:: EXERCISE TASK ::
Using the data below, copy every line that contains the word "image".

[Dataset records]
start
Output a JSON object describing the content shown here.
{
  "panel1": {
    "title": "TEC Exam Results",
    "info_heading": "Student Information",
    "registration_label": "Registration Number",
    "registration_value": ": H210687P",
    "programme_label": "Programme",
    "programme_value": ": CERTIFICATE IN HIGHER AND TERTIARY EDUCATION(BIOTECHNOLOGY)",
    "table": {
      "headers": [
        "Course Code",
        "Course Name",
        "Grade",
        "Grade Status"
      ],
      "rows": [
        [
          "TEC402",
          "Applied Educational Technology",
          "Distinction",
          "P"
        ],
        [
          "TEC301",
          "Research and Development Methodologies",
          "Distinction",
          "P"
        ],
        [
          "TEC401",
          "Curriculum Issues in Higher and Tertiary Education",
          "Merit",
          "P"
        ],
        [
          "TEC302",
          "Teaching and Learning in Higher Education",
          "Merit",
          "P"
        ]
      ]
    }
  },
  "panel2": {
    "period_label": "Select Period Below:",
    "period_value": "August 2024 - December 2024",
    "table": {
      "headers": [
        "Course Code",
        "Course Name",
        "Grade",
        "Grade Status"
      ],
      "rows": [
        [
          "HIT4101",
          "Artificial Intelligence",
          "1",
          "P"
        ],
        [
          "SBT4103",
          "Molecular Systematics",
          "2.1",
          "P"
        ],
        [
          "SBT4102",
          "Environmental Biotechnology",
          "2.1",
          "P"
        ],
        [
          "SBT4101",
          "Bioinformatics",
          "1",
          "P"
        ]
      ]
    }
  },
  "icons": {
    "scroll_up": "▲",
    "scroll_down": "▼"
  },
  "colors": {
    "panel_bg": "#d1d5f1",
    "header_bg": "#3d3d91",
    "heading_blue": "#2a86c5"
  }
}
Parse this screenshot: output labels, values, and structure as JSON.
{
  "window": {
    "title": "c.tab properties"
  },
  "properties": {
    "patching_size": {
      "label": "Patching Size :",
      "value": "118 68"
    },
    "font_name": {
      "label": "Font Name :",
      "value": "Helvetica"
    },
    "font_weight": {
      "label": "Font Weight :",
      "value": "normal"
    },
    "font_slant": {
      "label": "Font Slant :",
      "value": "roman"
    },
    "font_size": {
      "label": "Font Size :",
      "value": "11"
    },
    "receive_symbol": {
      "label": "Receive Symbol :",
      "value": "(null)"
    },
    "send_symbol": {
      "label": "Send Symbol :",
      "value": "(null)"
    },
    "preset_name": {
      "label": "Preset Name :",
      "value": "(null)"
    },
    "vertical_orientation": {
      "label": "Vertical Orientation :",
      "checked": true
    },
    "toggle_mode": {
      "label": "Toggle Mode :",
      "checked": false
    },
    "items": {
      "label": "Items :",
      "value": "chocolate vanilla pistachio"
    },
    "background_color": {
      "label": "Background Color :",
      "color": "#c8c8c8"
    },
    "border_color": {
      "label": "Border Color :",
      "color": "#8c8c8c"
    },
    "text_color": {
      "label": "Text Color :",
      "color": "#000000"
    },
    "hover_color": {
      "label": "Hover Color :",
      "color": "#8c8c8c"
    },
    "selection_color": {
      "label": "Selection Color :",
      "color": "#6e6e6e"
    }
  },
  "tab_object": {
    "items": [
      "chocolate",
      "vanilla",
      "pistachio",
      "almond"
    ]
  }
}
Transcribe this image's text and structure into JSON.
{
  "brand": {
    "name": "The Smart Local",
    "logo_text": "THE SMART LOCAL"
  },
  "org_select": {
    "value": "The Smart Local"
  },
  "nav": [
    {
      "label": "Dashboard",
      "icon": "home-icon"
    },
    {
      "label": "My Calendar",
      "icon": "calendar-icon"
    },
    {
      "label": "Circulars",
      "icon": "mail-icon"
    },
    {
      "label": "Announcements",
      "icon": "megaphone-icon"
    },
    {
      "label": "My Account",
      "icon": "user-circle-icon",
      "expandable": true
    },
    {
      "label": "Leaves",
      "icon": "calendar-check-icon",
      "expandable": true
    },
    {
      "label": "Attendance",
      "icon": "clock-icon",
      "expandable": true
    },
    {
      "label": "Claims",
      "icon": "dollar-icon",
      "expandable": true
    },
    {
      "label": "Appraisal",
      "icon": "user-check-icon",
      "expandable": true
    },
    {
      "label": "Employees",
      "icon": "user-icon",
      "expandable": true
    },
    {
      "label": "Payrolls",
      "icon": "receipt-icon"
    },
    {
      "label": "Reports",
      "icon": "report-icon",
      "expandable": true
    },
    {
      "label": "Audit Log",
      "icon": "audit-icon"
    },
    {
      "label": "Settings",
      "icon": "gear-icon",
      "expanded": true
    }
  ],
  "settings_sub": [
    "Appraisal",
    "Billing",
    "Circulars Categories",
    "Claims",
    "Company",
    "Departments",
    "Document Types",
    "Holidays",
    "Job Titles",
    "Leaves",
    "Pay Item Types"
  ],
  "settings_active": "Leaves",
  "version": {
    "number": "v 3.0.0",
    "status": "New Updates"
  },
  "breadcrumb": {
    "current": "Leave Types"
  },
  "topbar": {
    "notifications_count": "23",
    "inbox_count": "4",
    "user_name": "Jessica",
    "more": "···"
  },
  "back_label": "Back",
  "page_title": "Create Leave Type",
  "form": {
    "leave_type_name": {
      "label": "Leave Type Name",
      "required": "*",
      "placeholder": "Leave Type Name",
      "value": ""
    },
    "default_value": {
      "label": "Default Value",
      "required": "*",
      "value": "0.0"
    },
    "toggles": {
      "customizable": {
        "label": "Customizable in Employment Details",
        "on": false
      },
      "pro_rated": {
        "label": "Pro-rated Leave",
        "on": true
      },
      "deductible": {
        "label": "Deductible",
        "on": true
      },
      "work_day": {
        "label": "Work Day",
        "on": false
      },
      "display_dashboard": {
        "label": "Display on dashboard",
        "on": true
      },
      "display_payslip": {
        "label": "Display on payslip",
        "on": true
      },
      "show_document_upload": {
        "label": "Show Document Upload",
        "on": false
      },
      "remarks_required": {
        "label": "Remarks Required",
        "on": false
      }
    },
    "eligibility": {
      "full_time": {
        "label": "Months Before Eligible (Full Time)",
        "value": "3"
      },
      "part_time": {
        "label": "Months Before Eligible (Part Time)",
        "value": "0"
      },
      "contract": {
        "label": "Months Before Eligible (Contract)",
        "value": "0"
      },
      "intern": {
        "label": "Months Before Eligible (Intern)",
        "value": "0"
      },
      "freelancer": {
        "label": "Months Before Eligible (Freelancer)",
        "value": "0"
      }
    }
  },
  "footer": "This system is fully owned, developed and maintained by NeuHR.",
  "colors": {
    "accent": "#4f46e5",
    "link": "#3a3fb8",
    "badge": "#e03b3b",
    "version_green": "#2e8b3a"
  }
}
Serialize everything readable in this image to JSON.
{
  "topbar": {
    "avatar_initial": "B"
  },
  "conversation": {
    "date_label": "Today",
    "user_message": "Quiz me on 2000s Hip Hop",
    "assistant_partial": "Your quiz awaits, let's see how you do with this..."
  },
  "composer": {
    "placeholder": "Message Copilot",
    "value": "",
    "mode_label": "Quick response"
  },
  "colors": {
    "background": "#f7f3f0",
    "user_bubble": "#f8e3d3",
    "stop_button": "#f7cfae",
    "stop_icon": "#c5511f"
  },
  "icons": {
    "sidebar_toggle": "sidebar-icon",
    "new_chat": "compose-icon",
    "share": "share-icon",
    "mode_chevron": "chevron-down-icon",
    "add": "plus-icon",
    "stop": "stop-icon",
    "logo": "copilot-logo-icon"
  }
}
end
:: COMPLETE ANSWER ::
Transcribe this image's text and structure into JSON.
Serialize everything readable in this image to JSON.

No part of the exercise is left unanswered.